* _DIRECTIVE_: Pick out all lines of the entries that include the word "Government" and copy them.

_ _ _

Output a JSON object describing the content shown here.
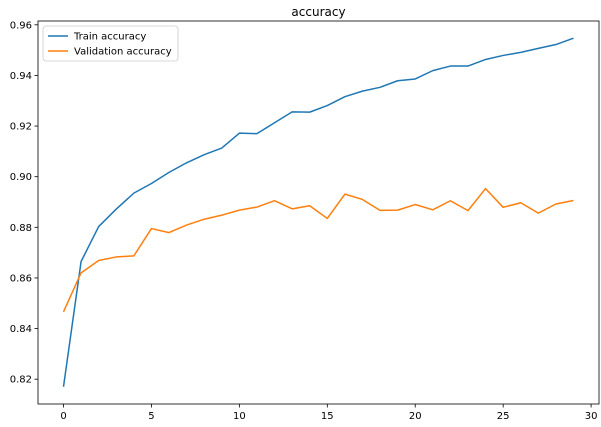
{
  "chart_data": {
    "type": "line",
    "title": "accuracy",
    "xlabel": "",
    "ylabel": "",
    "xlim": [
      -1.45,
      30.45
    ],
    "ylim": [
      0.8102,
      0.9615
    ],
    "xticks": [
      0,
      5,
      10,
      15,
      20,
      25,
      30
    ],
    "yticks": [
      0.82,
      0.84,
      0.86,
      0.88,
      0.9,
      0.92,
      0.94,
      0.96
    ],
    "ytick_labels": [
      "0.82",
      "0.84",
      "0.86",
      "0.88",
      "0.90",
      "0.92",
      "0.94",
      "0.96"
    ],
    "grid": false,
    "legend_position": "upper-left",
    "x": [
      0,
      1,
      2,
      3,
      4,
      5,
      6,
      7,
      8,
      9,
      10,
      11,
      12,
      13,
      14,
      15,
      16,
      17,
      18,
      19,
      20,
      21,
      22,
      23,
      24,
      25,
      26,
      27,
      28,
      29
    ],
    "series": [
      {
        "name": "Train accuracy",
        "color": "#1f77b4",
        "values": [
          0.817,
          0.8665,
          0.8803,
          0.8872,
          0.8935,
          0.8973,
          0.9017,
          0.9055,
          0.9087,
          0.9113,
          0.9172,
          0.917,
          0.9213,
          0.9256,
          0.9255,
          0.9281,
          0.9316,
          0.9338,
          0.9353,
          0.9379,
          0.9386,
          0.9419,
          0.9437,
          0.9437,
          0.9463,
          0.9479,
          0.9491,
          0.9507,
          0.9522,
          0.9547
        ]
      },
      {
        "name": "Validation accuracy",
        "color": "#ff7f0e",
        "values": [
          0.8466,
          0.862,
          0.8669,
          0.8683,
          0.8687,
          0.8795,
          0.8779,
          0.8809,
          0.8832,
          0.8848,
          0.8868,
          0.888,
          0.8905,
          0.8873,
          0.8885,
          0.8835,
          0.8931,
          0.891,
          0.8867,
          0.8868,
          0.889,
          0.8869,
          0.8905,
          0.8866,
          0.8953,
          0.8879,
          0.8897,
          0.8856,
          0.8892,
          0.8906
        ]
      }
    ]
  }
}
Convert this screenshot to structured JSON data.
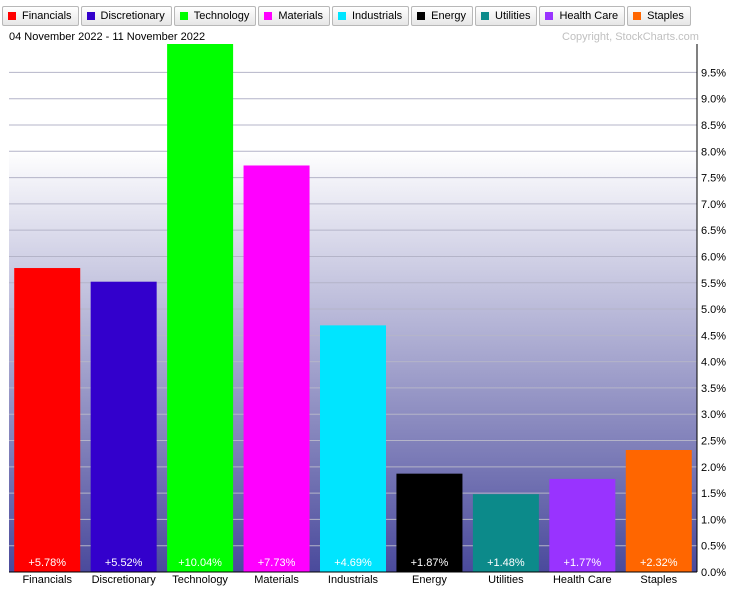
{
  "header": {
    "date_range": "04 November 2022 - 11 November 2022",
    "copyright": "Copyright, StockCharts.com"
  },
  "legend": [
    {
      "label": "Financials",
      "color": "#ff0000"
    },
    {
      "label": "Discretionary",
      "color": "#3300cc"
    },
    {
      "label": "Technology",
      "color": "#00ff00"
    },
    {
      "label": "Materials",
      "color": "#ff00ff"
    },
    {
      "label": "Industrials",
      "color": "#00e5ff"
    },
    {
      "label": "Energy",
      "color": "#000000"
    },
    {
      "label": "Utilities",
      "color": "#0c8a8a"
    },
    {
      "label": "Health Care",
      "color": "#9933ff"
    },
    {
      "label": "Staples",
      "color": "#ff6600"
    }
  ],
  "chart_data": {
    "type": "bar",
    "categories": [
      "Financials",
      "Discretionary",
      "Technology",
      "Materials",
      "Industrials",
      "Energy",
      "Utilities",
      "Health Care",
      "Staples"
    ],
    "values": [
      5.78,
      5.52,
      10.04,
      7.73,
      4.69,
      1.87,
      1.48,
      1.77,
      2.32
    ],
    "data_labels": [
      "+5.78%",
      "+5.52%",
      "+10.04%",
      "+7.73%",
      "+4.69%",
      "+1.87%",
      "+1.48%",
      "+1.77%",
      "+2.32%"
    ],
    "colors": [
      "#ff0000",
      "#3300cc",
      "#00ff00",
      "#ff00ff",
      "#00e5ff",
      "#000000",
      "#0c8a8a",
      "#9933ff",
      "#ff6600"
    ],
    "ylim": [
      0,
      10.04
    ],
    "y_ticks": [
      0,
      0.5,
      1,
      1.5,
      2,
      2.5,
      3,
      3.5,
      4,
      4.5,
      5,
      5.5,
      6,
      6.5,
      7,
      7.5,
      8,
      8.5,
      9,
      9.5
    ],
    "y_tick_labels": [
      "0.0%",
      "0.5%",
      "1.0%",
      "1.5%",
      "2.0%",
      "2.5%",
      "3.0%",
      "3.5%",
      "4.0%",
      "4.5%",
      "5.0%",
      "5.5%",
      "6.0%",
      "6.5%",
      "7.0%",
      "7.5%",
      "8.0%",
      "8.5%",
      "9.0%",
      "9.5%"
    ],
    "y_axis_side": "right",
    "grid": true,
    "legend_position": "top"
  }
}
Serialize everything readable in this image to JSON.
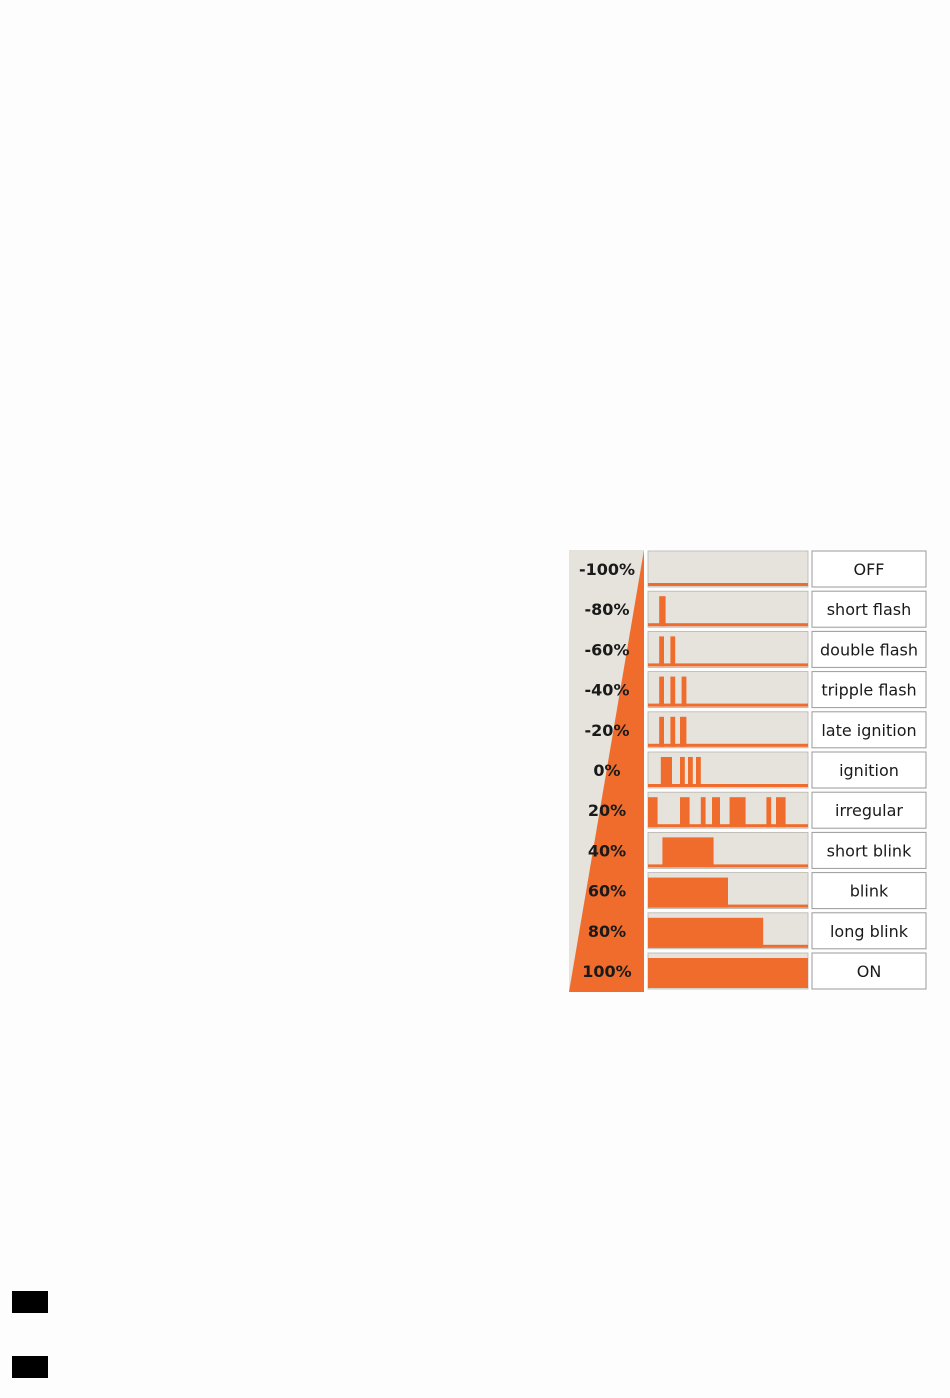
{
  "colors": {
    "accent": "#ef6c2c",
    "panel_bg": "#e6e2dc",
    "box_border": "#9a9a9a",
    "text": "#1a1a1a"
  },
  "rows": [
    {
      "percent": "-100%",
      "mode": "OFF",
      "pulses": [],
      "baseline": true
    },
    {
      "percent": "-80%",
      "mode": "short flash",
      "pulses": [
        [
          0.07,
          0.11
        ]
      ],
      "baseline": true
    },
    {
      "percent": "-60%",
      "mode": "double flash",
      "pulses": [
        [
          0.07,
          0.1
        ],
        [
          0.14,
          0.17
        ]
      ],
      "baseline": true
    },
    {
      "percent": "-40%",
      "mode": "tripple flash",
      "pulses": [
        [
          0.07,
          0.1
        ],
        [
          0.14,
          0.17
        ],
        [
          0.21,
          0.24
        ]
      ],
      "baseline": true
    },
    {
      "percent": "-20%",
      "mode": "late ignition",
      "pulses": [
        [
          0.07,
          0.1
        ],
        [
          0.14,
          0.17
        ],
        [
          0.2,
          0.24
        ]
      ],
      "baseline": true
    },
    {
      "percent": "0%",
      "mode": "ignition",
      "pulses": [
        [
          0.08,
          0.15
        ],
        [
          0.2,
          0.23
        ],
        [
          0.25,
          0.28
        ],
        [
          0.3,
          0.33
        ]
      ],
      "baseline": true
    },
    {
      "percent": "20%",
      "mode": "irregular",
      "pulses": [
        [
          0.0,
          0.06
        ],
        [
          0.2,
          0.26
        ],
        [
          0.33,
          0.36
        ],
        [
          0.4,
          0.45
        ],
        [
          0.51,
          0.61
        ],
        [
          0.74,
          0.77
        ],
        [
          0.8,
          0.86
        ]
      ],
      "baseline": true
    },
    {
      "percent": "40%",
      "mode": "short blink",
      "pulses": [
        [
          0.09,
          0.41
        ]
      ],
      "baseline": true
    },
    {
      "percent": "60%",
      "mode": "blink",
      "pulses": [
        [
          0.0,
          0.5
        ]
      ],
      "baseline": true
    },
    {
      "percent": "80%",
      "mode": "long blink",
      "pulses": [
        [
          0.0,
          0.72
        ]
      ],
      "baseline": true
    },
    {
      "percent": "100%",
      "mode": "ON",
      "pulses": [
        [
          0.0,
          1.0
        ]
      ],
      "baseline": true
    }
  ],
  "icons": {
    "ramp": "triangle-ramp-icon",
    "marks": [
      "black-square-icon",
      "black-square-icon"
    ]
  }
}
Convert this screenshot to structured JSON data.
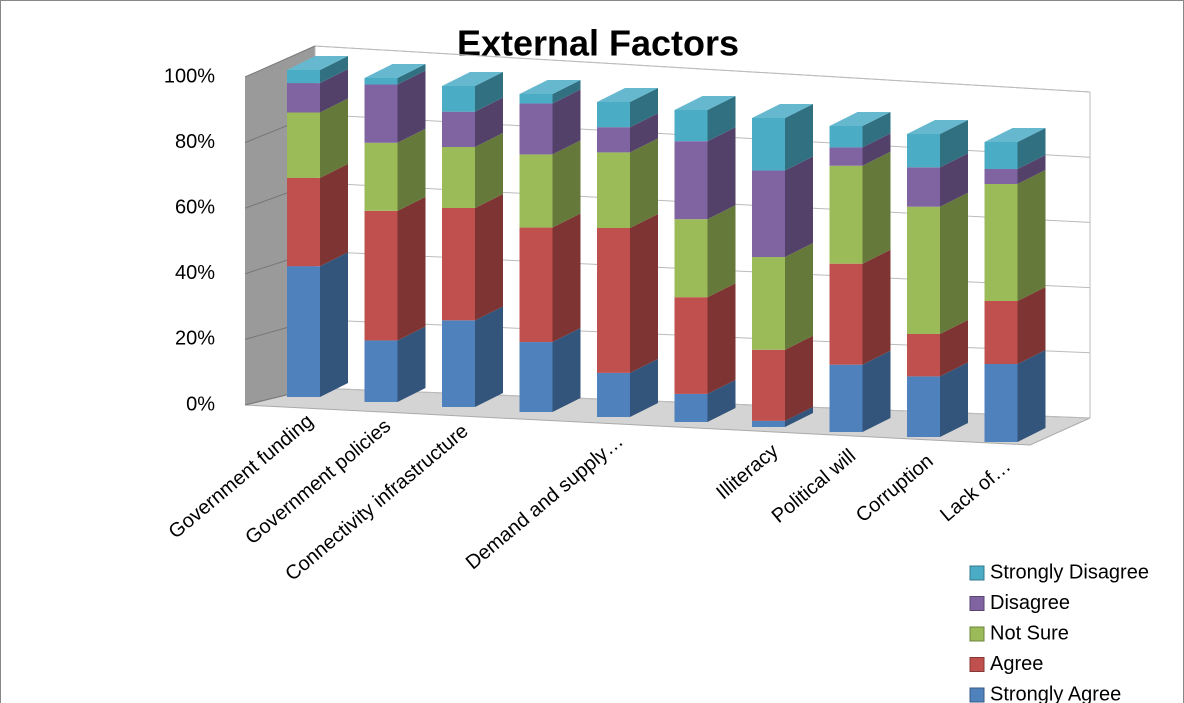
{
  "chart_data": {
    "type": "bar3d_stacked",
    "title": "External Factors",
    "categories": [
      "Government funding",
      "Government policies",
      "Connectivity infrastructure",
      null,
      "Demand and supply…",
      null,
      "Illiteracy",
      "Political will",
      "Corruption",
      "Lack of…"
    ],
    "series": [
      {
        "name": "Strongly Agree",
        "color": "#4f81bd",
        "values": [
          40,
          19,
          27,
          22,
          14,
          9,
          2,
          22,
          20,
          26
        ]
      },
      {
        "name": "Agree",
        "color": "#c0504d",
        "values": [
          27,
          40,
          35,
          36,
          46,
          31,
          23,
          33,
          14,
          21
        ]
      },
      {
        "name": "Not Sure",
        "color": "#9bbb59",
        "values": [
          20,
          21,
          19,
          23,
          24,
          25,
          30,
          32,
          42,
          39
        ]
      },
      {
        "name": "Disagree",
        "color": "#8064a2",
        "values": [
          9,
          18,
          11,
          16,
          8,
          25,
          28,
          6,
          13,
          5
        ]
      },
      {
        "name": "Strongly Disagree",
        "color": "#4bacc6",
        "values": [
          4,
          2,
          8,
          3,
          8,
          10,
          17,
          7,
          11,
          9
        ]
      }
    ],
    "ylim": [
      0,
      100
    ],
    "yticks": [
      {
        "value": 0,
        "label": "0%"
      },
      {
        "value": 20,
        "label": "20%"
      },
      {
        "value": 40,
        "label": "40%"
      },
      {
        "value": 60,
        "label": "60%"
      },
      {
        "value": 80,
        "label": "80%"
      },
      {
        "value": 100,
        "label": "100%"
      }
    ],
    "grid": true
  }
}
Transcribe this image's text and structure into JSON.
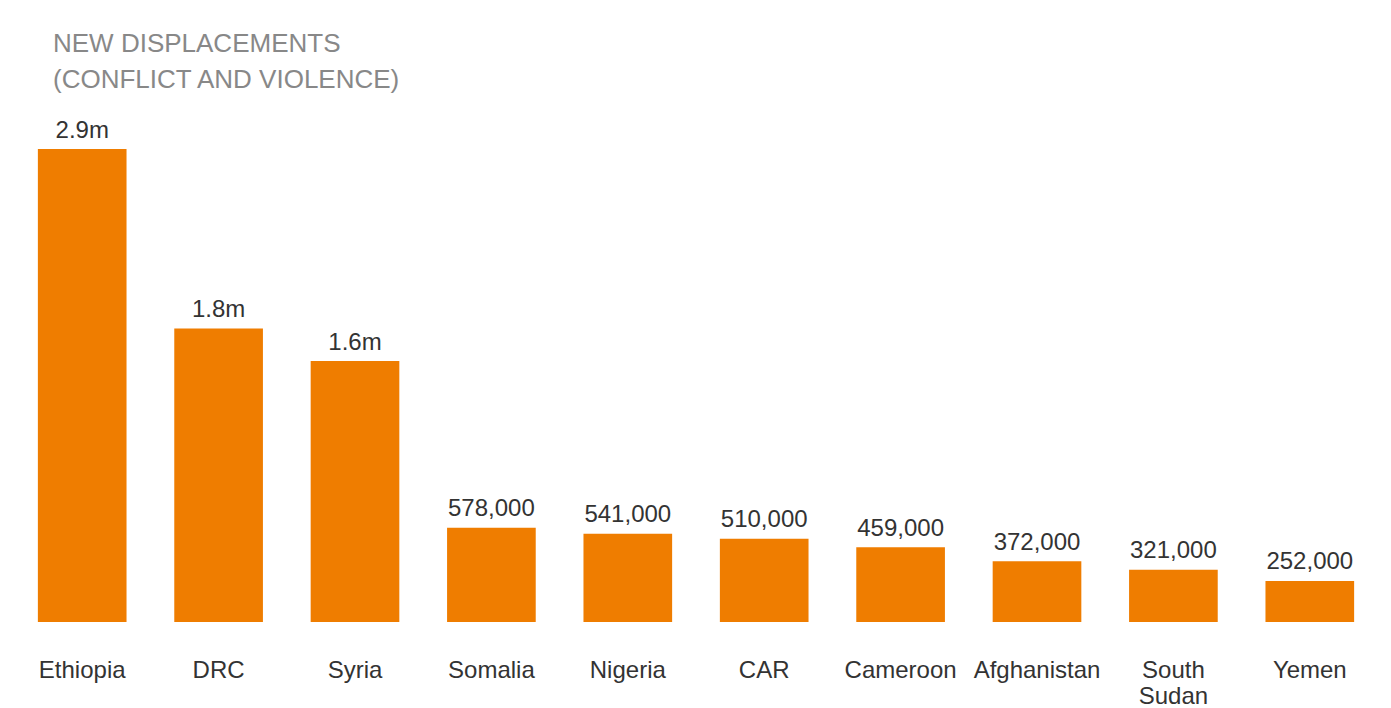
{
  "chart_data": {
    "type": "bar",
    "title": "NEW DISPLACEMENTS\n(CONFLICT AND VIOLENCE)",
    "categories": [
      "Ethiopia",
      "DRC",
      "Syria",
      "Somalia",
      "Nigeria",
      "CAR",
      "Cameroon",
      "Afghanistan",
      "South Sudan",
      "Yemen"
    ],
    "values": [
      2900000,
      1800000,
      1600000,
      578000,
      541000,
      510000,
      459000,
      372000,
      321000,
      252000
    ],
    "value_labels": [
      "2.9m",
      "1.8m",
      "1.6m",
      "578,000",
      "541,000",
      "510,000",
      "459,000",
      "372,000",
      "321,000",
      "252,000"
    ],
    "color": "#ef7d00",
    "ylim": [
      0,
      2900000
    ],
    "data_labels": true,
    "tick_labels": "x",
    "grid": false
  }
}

_ _ _

* _RESPONSE TO THIS EXERCISE_:
      "Government funding",
      "Government policies",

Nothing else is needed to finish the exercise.